→ Given problem
Give the data below again exactly as written, without its pictures.

** Begin **

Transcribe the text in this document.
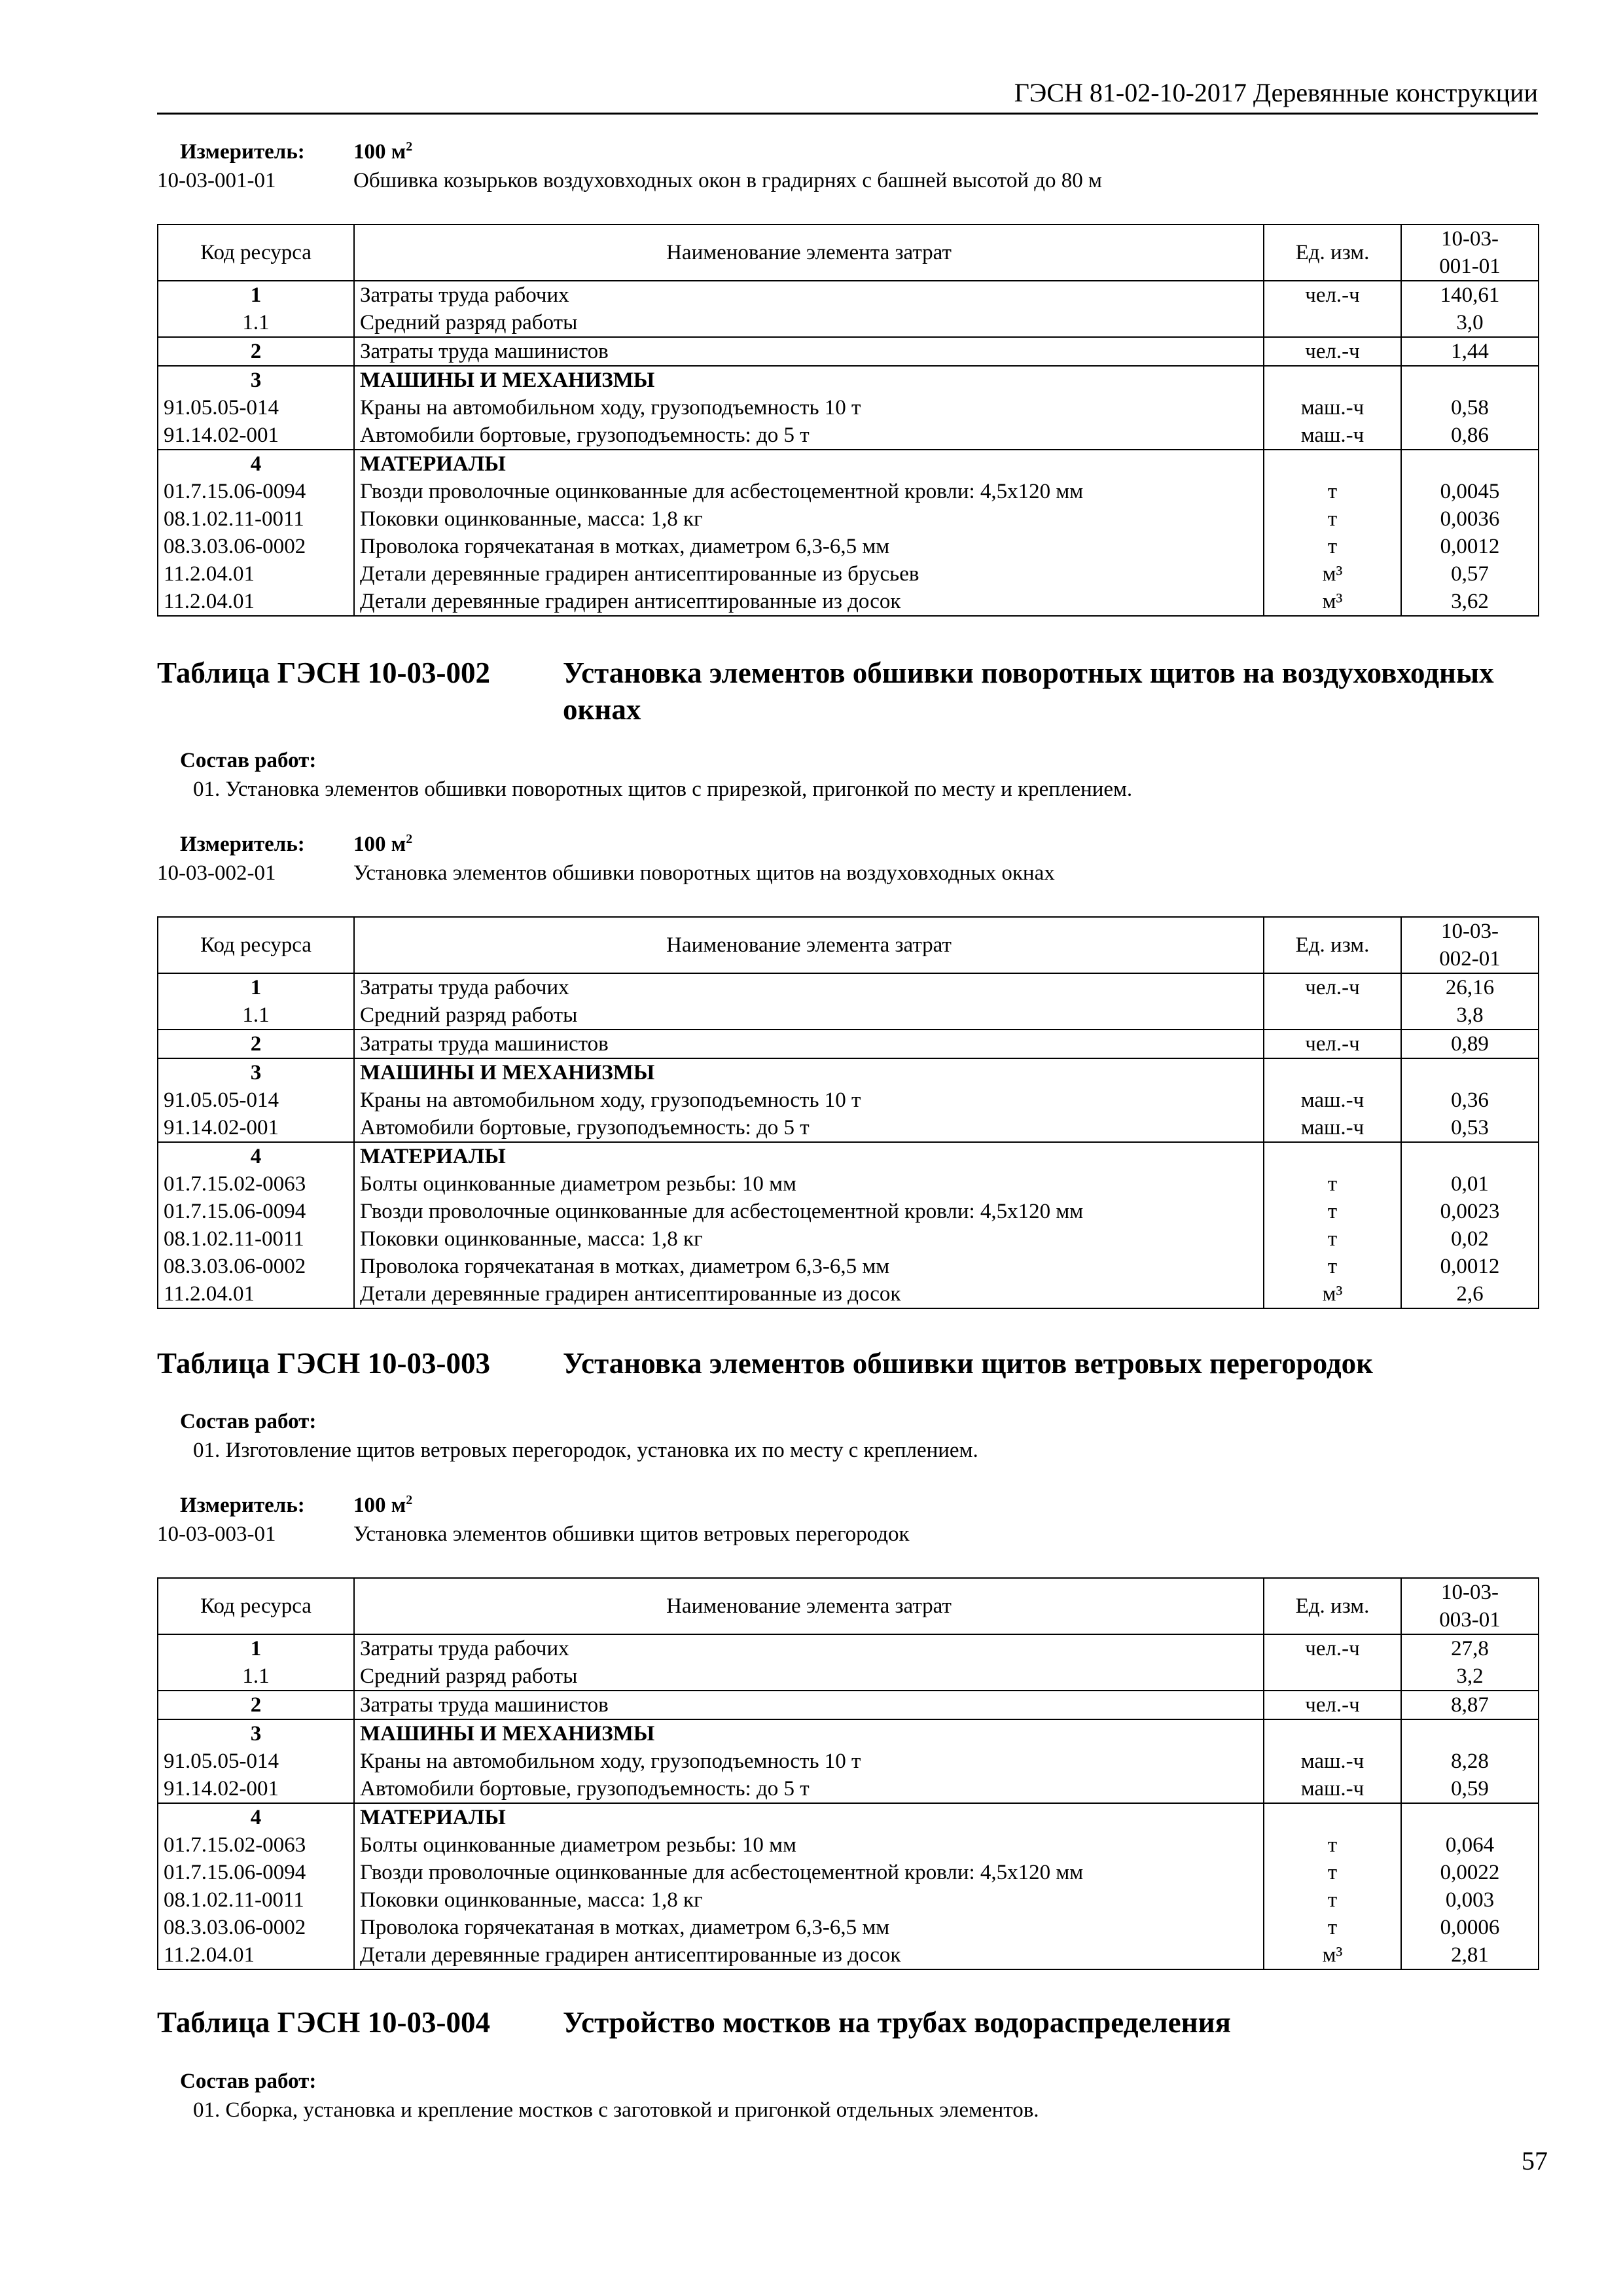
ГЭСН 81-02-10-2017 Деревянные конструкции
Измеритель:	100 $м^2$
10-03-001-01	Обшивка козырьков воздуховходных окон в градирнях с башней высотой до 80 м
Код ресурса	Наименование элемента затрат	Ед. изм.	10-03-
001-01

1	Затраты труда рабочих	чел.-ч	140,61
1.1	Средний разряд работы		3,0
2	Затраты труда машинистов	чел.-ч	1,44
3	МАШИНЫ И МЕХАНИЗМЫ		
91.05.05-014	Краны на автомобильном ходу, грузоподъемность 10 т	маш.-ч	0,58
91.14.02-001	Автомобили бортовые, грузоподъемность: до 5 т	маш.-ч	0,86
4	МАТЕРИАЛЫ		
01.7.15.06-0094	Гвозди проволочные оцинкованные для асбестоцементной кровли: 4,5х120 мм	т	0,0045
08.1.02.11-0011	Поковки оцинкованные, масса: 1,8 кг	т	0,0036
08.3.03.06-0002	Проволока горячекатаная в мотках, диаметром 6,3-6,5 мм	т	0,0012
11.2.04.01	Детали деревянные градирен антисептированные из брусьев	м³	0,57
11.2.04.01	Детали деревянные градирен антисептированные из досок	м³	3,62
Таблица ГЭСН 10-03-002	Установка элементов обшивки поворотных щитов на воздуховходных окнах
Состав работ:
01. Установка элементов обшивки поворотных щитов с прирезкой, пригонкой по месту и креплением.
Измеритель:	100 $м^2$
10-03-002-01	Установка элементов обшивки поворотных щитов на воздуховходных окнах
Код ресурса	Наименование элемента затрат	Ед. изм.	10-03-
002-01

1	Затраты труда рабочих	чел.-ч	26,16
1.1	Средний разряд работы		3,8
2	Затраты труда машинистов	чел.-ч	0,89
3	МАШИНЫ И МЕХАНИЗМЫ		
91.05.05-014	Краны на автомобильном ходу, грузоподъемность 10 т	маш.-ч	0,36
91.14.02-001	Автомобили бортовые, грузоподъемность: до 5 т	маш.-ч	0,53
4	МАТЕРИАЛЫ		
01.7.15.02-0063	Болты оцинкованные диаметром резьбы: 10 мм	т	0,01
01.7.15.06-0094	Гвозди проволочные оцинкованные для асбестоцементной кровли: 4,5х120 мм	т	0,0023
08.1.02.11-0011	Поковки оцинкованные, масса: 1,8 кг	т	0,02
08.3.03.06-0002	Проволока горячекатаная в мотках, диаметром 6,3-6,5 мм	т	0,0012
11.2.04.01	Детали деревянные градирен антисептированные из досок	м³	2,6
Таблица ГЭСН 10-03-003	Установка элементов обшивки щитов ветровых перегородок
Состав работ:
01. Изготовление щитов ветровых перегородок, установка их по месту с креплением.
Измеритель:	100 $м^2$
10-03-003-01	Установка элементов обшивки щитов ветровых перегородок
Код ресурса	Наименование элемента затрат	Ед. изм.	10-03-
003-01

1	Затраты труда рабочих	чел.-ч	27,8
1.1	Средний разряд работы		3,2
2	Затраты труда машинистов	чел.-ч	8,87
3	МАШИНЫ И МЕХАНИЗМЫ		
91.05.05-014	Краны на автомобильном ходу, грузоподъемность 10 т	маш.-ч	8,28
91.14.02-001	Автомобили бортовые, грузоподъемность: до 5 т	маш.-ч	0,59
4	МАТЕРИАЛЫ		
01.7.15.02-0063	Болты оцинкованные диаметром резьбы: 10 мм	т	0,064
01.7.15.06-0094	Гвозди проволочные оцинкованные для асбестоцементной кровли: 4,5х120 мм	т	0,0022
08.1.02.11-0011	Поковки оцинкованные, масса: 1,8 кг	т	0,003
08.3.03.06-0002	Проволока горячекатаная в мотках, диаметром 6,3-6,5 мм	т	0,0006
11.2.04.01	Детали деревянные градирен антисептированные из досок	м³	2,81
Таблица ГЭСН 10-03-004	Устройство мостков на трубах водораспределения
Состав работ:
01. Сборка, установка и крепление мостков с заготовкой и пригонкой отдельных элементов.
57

** End **

→ Output for this task
Transcribe the text in this document.
ГЭСН 81-02-10-2017 Деревянные конструкции
Измеритель:	100 $м^2$
10-03-001-01	Обшивка козырьков воздуховходных окон в градирнях с башней высотой до 80 м
Код ресурса	Наименование элемента затрат	Ед. изм.	10-03-
001-01

1	Затраты труда рабочих	чел.-ч	140,61
1.1	Средний разряд работы		3,0
2	Затраты труда машинистов	чел.-ч	1,44
3	МАШИНЫ И МЕХАНИЗМЫ		
91.05.05-014	Краны на автомобильном ходу, грузоподъемность 10 т	маш.-ч	0,58
91.14.02-001	Автомобили бортовые, грузоподъемность: до 5 т	маш.-ч	0,86
4	МАТЕРИАЛЫ		
01.7.15.06-0094	Гвозди проволочные оцинкованные для асбестоцементной кровли: 4,5х120 мм	т	0,0045
08.1.02.11-0011	Поковки оцинкованные, масса: 1,8 кг	т	0,0036
08.3.03.06-0002	Проволока горячекатаная в мотках, диаметром 6,3-6,5 мм	т	0,0012
11.2.04.01	Детали деревянные градирен антисептированные из брусьев	м³	0,57
11.2.04.01	Детали деревянные градирен антисептированные из досок	м³	3,62
Таблица ГЭСН 10-03-002	Установка элементов обшивки поворотных щитов на воздуховходных окнах
Состав работ:
01. Установка элементов обшивки поворотных щитов с прирезкой, пригонкой по месту и креплением.
Измеритель:	100 $м^2$
10-03-002-01	Установка элементов обшивки поворотных щитов на воздуховходных окнах
Код ресурса	Наименование элемента затрат	Ед. изм.	10-03-
002-01

1	Затраты труда рабочих	чел.-ч	26,16
1.1	Средний разряд работы		3,8
2	Затраты труда машинистов	чел.-ч	0,89
3	МАШИНЫ И МЕХАНИЗМЫ		
91.05.05-014	Краны на автомобильном ходу, грузоподъемность 10 т	маш.-ч	0,36
91.14.02-001	Автомобили бортовые, грузоподъемность: до 5 т	маш.-ч	0,53
4	МАТЕРИАЛЫ		
01.7.15.02-0063	Болты оцинкованные диаметром резьбы: 10 мм	т	0,01
01.7.15.06-0094	Гвозди проволочные оцинкованные для асбестоцементной кровли: 4,5х120 мм	т	0,0023
08.1.02.11-0011	Поковки оцинкованные, масса: 1,8 кг	т	0,02
08.3.03.06-0002	Проволока горячекатаная в мотках, диаметром 6,3-6,5 мм	т	0,0012
11.2.04.01	Детали деревянные градирен антисептированные из досок	м³	2,6
Таблица ГЭСН 10-03-003	Установка элементов обшивки щитов ветровых перегородок
Состав работ:
01. Изготовление щитов ветровых перегородок, установка их по месту с креплением.
Измеритель:	100 $м^2$
10-03-003-01	Установка элементов обшивки щитов ветровых перегородок
Код ресурса	Наименование элемента затрат	Ед. изм.	10-03-
003-01

1	Затраты труда рабочих	чел.-ч	27,8
1.1	Средний разряд работы		3,2
2	Затраты труда машинистов	чел.-ч	8,87
3	МАШИНЫ И МЕХАНИЗМЫ		
91.05.05-014	Краны на автомобильном ходу, грузоподъемность 10 т	маш.-ч	8,28
91.14.02-001	Автомобили бортовые, грузоподъемность: до 5 т	маш.-ч	0,59
4	МАТЕРИАЛЫ		
01.7.15.02-0063	Болты оцинкованные диаметром резьбы: 10 мм	т	0,064
01.7.15.06-0094	Гвозди проволочные оцинкованные для асбестоцементной кровли: 4,5х120 мм	т	0,0022
08.1.02.11-0011	Поковки оцинкованные, масса: 1,8 кг	т	0,003
08.3.03.06-0002	Проволока горячекатаная в мотках, диаметром 6,3-6,5 мм	т	0,0006
11.2.04.01	Детали деревянные градирен антисептированные из досок	м³	2,81
Таблица ГЭСН 10-03-004	Устройство мостков на трубах водораспределения
Состав работ:
01. Сборка, установка и крепление мостков с заготовкой и пригонкой отдельных элементов.
57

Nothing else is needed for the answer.